Dataset excerpt:
>> Start

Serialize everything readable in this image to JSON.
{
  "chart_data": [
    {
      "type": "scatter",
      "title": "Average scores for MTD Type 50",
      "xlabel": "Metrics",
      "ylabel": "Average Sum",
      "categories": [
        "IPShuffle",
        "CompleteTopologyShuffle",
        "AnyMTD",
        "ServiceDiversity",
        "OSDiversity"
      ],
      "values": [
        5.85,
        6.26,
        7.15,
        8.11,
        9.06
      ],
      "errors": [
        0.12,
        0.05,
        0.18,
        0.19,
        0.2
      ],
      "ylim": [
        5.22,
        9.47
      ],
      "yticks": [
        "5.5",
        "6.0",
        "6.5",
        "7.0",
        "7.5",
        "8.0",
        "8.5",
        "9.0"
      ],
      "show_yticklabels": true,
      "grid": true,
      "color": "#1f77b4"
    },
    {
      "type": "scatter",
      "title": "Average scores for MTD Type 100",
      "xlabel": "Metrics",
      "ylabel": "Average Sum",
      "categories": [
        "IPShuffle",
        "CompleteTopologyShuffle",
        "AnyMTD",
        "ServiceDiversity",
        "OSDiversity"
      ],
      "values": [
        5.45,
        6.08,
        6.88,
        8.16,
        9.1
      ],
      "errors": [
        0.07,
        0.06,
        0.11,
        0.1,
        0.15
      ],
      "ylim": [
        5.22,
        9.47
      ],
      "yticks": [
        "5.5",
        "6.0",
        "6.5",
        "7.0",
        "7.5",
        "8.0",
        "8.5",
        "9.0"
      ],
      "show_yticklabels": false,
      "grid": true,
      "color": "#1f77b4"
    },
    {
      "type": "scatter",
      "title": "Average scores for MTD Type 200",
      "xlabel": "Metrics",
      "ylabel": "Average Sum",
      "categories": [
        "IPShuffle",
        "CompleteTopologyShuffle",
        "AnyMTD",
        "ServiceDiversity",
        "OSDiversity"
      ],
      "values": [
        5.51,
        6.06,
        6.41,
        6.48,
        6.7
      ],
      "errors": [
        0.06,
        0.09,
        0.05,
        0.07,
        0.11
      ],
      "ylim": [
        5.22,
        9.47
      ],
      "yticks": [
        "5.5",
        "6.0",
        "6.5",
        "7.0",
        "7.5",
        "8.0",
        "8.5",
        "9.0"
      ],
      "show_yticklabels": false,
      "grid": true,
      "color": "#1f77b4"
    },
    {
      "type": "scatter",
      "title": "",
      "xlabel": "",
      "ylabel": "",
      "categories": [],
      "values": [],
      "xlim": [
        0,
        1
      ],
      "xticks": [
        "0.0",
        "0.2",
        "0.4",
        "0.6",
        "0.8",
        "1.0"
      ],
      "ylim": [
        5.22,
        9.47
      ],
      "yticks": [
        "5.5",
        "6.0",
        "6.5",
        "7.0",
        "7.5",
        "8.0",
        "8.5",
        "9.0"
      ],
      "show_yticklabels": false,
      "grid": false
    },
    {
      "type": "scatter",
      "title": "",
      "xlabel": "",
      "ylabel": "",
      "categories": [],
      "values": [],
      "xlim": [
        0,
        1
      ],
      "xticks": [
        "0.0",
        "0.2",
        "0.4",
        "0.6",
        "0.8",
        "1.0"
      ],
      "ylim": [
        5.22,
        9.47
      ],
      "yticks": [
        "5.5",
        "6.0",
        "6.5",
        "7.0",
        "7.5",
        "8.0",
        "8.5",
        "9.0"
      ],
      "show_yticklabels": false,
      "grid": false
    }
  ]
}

>> End

▶ TASK DESCRIPTION
In full and verbatim, repeat the records given above.

▶ EXERCISE SOLUTION
Serialize everything readable in this image to JSON.
{
  "chart_data": [
    {
      "type": "scatter",
      "title": "Average scores for MTD Type 50",
      "xlabel": "Metrics",
      "ylabel": "Average Sum",
      "categories": [
        "IPShuffle",
        "CompleteTopologyShuffle",
        "AnyMTD",
        "ServiceDiversity",
        "OSDiversity"
      ],
      "values": [
        5.85,
        6.26,
        7.15,
        8.11,
        9.06
      ],
      "errors": [
        0.12,
        0.05,
        0.18,
        0.19,
        0.2
      ],
      "ylim": [
        5.22,
        9.47
      ],
      "yticks": [
        "5.5",
        "6.0",
        "6.5",
        "7.0",
        "7.5",
        "8.0",
        "8.5",
        "9.0"
      ],
      "show_yticklabels": true,
      "grid": true,
      "color": "#1f77b4"
    },
    {
      "type": "scatter",
      "title": "Average scores for MTD Type 100",
      "xlabel": "Metrics",
      "ylabel": "Average Sum",
      "categories": [
        "IPShuffle",
        "CompleteTopologyShuffle",
        "AnyMTD",
        "ServiceDiversity",
        "OSDiversity"
      ],
      "values": [
        5.45,
        6.08,
        6.88,
        8.16,
        9.1
      ],
      "errors": [
        0.07,
        0.06,
        0.11,
        0.1,
        0.15
      ],
      "ylim": [
        5.22,
        9.47
      ],
      "yticks": [
        "5.5",
        "6.0",
        "6.5",
        "7.0",
        "7.5",
        "8.0",
        "8.5",
        "9.0"
      ],
      "show_yticklabels": false,
      "grid": true,
      "color": "#1f77b4"
    },
    {
      "type": "scatter",
      "title": "Average scores for MTD Type 200",
      "xlabel": "Metrics",
      "ylabel": "Average Sum",
      "categories": [
        "IPShuffle",
        "CompleteTopologyShuffle",
        "AnyMTD",
        "ServiceDiversity",
        "OSDiversity"
      ],
      "values": [
        5.51,
        6.06,
        6.41,
        6.48,
        6.7
      ],
      "errors": [
        0.06,
        0.09,
        0.05,
        0.07,
        0.11
      ],
      "ylim": [
        5.22,
        9.47
      ],
      "yticks": [
        "5.5",
        "6.0",
        "6.5",
        "7.0",
        "7.5",
        "8.0",
        "8.5",
        "9.0"
      ],
      "show_yticklabels": false,
      "grid": true,
      "color": "#1f77b4"
    },
    {
      "type": "scatter",
      "title": "",
      "xlabel": "",
      "ylabel": "",
      "categories": [],
      "values": [],
      "xlim": [
        0,
        1
      ],
      "xticks": [
        "0.0",
        "0.2",
        "0.4",
        "0.6",
        "0.8",
        "1.0"
      ],
      "ylim": [
        5.22,
        9.47
      ],
      "yticks": [
        "5.5",
        "6.0",
        "6.5",
        "7.0",
        "7.5",
        "8.0",
        "8.5",
        "9.0"
      ],
      "show_yticklabels": false,
      "grid": false
    },
    {
      "type": "scatter",
      "title": "",
      "xlabel": "",
      "ylabel": "",
      "categories": [],
      "values": [],
      "xlim": [
        0,
        1
      ],
      "xticks": [
        "0.0",
        "0.2",
        "0.4",
        "0.6",
        "0.8",
        "1.0"
      ],
      "ylim": [
        5.22,
        9.47
      ],
      "yticks": [
        "5.5",
        "6.0",
        "6.5",
        "7.0",
        "7.5",
        "8.0",
        "8.5",
        "9.0"
      ],
      "show_yticklabels": false,
      "grid": false
    }
  ]
}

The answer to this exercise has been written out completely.